## YOUR TASK:
Retype the records below word for word and omit any image.

------------

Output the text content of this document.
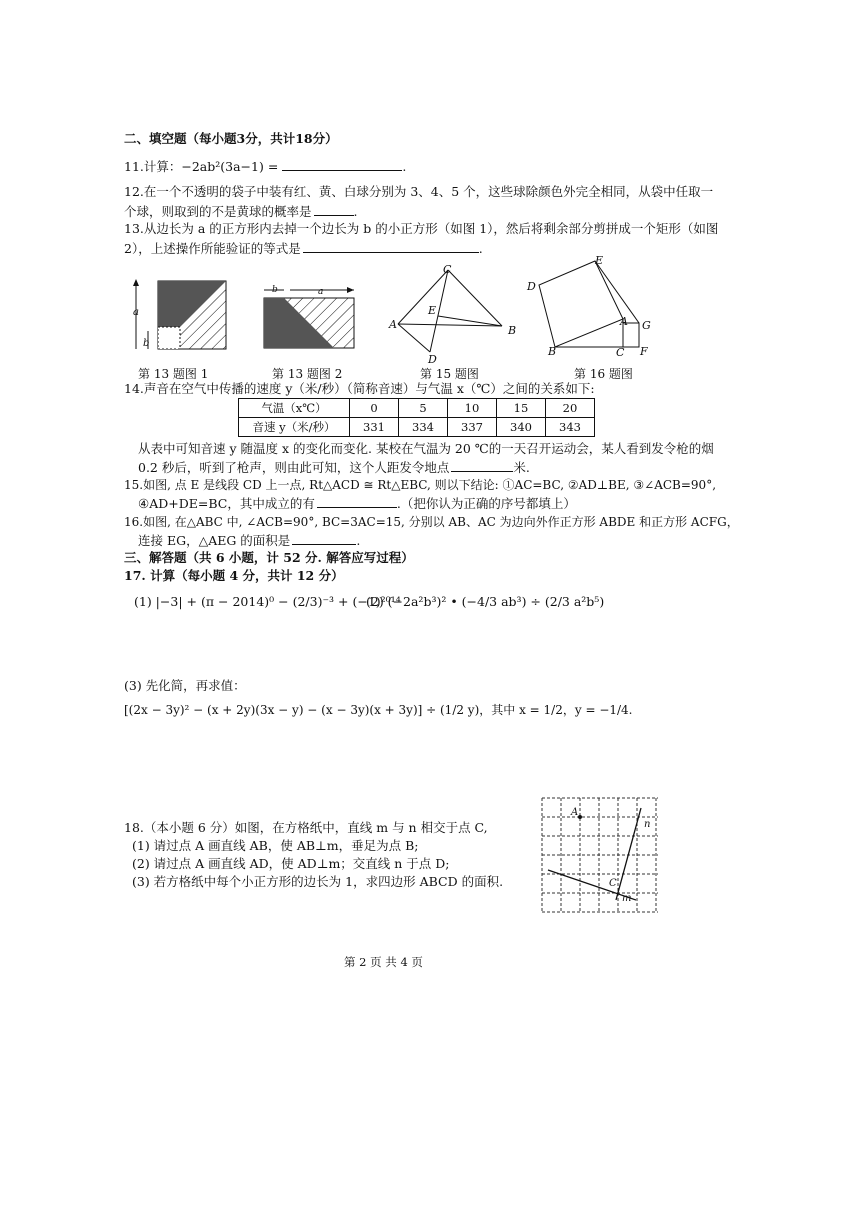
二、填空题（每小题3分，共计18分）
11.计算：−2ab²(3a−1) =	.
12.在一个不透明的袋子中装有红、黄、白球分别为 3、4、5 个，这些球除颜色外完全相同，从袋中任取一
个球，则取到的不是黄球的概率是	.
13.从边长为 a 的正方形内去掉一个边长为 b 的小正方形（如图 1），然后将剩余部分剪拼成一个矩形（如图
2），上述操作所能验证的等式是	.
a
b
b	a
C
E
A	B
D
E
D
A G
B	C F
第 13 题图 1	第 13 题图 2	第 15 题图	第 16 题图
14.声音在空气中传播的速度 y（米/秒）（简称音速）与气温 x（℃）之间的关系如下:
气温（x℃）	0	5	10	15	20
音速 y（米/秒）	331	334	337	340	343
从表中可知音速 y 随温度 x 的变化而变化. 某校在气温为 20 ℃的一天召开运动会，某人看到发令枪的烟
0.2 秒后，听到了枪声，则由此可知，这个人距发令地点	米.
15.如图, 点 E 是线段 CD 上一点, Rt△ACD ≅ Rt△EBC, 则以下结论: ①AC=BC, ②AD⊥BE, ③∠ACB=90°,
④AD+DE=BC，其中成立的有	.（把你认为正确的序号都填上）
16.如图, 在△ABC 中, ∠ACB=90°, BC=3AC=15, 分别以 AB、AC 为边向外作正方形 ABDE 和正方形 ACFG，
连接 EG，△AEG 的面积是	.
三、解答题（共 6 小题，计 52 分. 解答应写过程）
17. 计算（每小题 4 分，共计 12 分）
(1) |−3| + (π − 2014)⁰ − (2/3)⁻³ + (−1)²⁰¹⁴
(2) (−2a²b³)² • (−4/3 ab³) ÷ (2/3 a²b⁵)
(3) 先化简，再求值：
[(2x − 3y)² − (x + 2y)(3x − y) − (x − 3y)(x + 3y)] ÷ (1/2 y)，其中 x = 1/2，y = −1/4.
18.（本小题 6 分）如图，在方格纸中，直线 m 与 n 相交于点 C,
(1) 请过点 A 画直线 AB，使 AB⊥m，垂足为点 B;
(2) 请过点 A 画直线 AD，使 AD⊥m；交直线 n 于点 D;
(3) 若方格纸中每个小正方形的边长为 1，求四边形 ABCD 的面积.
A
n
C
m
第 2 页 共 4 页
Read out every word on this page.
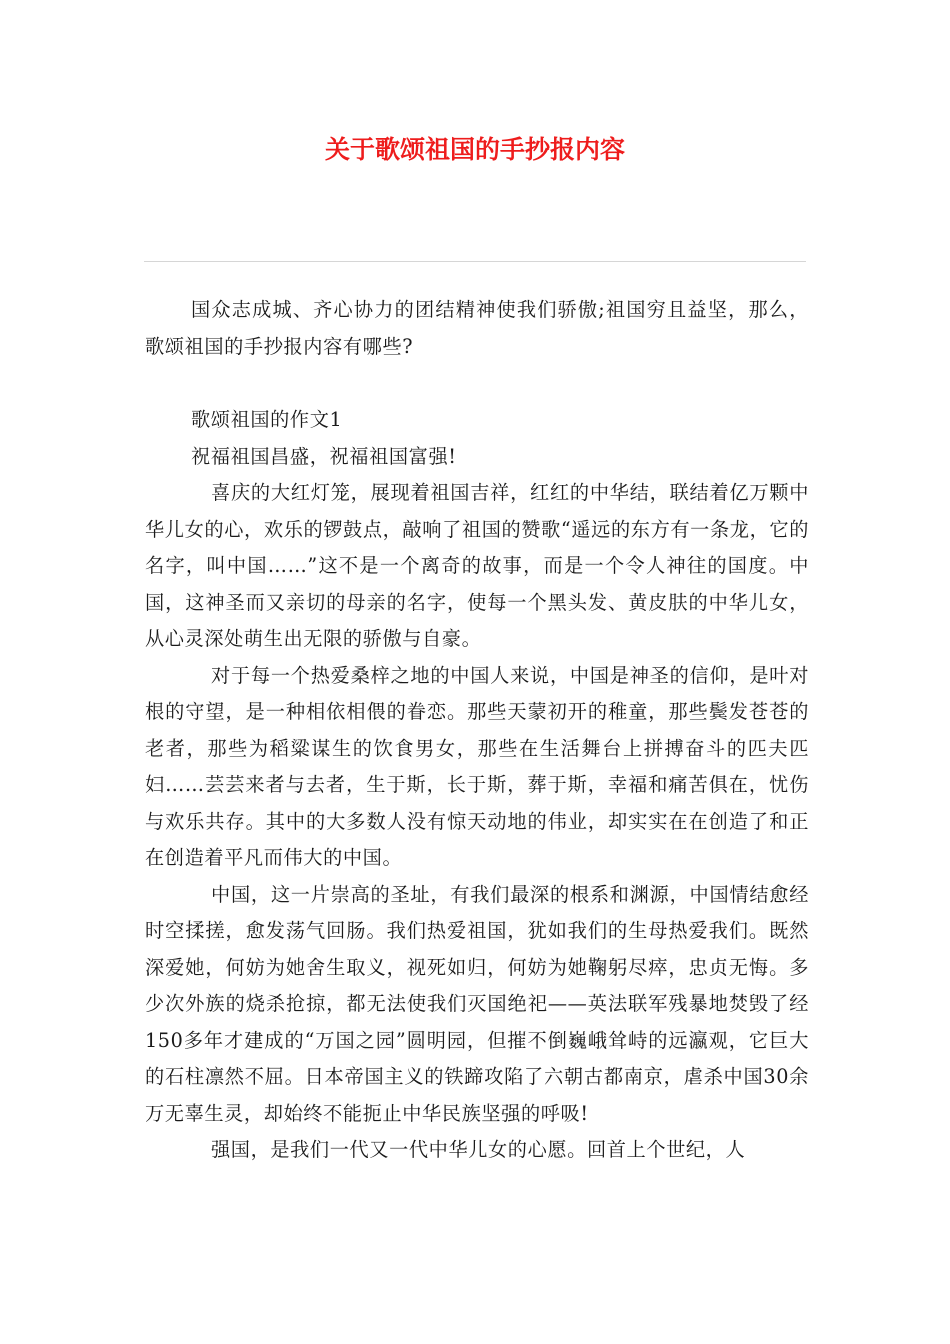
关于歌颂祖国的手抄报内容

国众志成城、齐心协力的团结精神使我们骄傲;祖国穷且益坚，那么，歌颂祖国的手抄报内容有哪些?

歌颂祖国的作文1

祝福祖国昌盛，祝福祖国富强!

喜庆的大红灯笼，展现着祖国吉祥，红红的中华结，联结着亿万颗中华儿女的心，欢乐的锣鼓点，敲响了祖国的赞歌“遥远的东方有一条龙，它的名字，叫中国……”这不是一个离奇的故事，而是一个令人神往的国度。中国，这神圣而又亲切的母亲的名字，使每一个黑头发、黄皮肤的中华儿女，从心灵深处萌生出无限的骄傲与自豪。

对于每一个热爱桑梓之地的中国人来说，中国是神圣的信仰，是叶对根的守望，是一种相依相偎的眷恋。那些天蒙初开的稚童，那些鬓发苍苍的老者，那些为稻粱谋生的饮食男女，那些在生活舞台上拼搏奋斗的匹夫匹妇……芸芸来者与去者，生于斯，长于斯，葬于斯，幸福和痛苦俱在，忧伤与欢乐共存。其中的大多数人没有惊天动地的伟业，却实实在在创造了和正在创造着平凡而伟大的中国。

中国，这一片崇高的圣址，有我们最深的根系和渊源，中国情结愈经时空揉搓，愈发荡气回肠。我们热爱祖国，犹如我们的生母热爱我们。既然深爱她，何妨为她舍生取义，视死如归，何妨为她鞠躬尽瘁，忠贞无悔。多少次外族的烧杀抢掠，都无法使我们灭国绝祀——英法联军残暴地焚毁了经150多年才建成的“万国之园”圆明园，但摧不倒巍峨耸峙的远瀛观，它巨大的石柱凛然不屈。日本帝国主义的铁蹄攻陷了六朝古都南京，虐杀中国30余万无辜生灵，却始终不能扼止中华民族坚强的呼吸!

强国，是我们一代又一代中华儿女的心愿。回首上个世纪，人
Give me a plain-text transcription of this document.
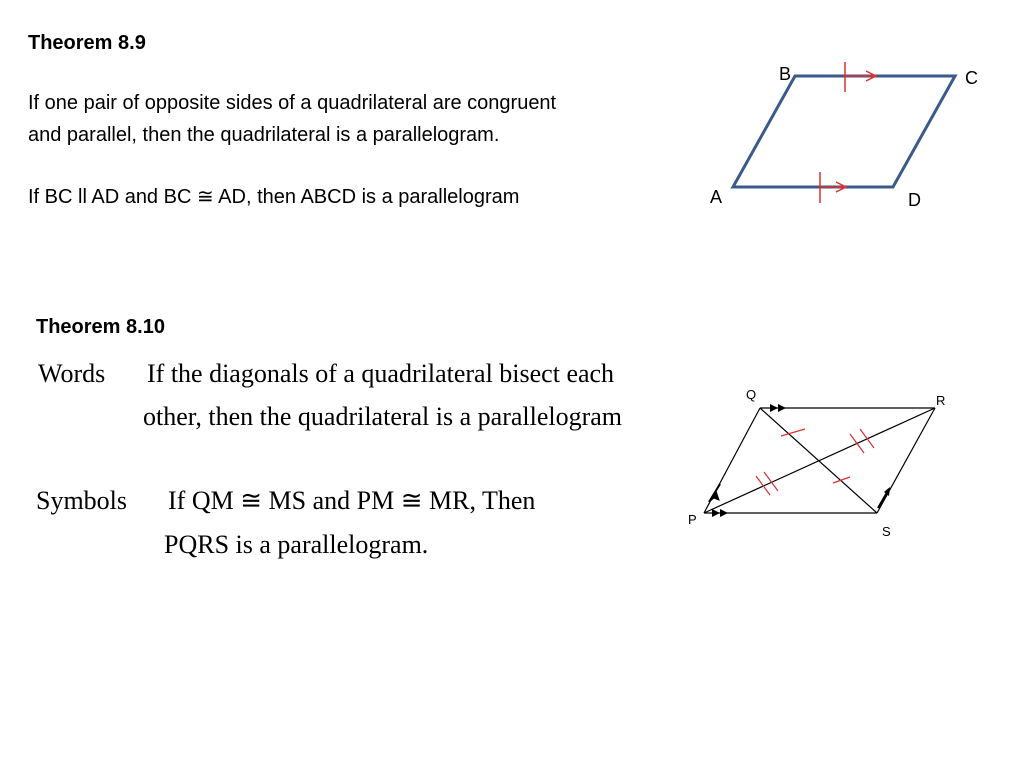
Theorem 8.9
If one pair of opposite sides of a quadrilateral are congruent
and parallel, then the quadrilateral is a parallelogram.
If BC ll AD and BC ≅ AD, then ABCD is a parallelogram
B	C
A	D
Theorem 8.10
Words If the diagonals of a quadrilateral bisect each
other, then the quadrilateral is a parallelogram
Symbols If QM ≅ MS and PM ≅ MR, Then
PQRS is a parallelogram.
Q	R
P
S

------------

## RESPONSE TO THE EXERCISE:
Output the text content of this document.
二、填空题（每小题3分，共计18分）
11.计算：−2ab²(3a−1) =	.
12.在一个不透明的袋子中装有红、黄、白球分别为 3、4、5 个，这些球除颜色外完全相同，从袋中任取一
个球，则取到的不是黄球的概率是	.
13.从边长为 a 的正方形内去掉一个边长为 b 的小正方形（如图 1），然后将剩余部分剪拼成一个矩形（如图
2），上述操作所能验证的等式是	.
a
b
b	a
C
E
A	B
D
E
D
A G
B	C F
第 13 题图 1	第 13 题图 2	第 15 题图	第 16 题图
14.声音在空气中传播的速度 y（米/秒）（简称音速）与气温 x（℃）之间的关系如下:
气温（x℃）	0	5	10	15	20
音速 y（米/秒）	331	334	337	340	343
从表中可知音速 y 随温度 x 的变化而变化. 某校在气温为 20 ℃的一天召开运动会，某人看到发令枪的烟
0.2 秒后，听到了枪声，则由此可知，这个人距发令地点	米.
15.如图, 点 E 是线段 CD 上一点, Rt△ACD ≅ Rt△EBC, 则以下结论: ①AC=BC, ②AD⊥BE, ③∠ACB=90°,
④AD+DE=BC，其中成立的有	.（把你认为正确的序号都填上）
16.如图, 在△ABC 中, ∠ACB=90°, BC=3AC=15, 分别以 AB、AC 为边向外作正方形 ABDE 和正方形 ACFG，
连接 EG，△AEG 的面积是	.
三、解答题（共 6 小题，计 52 分. 解答应写过程）
17. 计算（每小题 4 分，共计 12 分）
(1) |−3| + (π − 2014)⁰ − (2/3)⁻³ + (−1)²⁰¹⁴
(2) (−2a²b³)² • (−4/3 ab³) ÷ (2/3 a²b⁵)
(3) 先化简，再求值：
[(2x − 3y)² − (x + 2y)(3x − y) − (x − 3y)(x + 3y)] ÷ (1/2 y)，其中 x = 1/2，y = −1/4.
18.（本小题 6 分）如图，在方格纸中，直线 m 与 n 相交于点 C,
(1) 请过点 A 画直线 AB，使 AB⊥m，垂足为点 B;
(2) 请过点 A 画直线 AD，使 AD⊥m；交直线 n 于点 D;
(3) 若方格纸中每个小正方形的边长为 1，求四边形 ABCD 的面积.
A
n
C
m
第 2 页 共 4 页
Read out every word on this page.
关于歌颂祖国的手抄报内容

国众志成城、齐心协力的团结精神使我们骄傲;祖国穷且益坚，那么，歌颂祖国的手抄报内容有哪些?

歌颂祖国的作文1

祝福祖国昌盛，祝福祖国富强!

喜庆的大红灯笼，展现着祖国吉祥，红红的中华结，联结着亿万颗中华儿女的心，欢乐的锣鼓点，敲响了祖国的赞歌“遥远的东方有一条龙，它的名字，叫中国……”这不是一个离奇的故事，而是一个令人神往的国度。中国，这神圣而又亲切的母亲的名字，使每一个黑头发、黄皮肤的中华儿女，从心灵深处萌生出无限的骄傲与自豪。

对于每一个热爱桑梓之地的中国人来说，中国是神圣的信仰，是叶对根的守望，是一种相依相偎的眷恋。那些天蒙初开的稚童，那些鬓发苍苍的老者，那些为稻粱谋生的饮食男女，那些在生活舞台上拼搏奋斗的匹夫匹妇……芸芸来者与去者，生于斯，长于斯，葬于斯，幸福和痛苦俱在，忧伤与欢乐共存。其中的大多数人没有惊天动地的伟业，却实实在在创造了和正在创造着平凡而伟大的中国。

中国，这一片崇高的圣址，有我们最深的根系和渊源，中国情结愈经时空揉搓，愈发荡气回肠。我们热爱祖国，犹如我们的生母热爱我们。既然深爱她，何妨为她舍生取义，视死如归，何妨为她鞠躬尽瘁，忠贞无悔。多少次外族的烧杀抢掠，都无法使我们灭国绝祀——英法联军残暴地焚毁了经150多年才建成的“万国之园”圆明园，但摧不倒巍峨耸峙的远瀛观，它巨大的石柱凛然不屈。日本帝国主义的铁蹄攻陷了六朝古都南京，虐杀中国30余万无辜生灵，却始终不能扼止中华民族坚强的呼吸!

强国，是我们一代又一代中华儿女的心愿。回首上个世纪，人
Give me a plain-text transcription of this document.
Theorem 8.9
If one pair of opposite sides of a quadrilateral are congruent
and parallel, then the quadrilateral is a parallelogram.
If BC ll AD and BC ≅ AD, then ABCD is a parallelogram
B	C
A	D
Theorem 8.10
Words If the diagonals of a quadrilateral bisect each
other, then the quadrilateral is a parallelogram
Symbols If QM ≅ MS and PM ≅ MR, Then
PQRS is a parallelogram.
Q	R
P
S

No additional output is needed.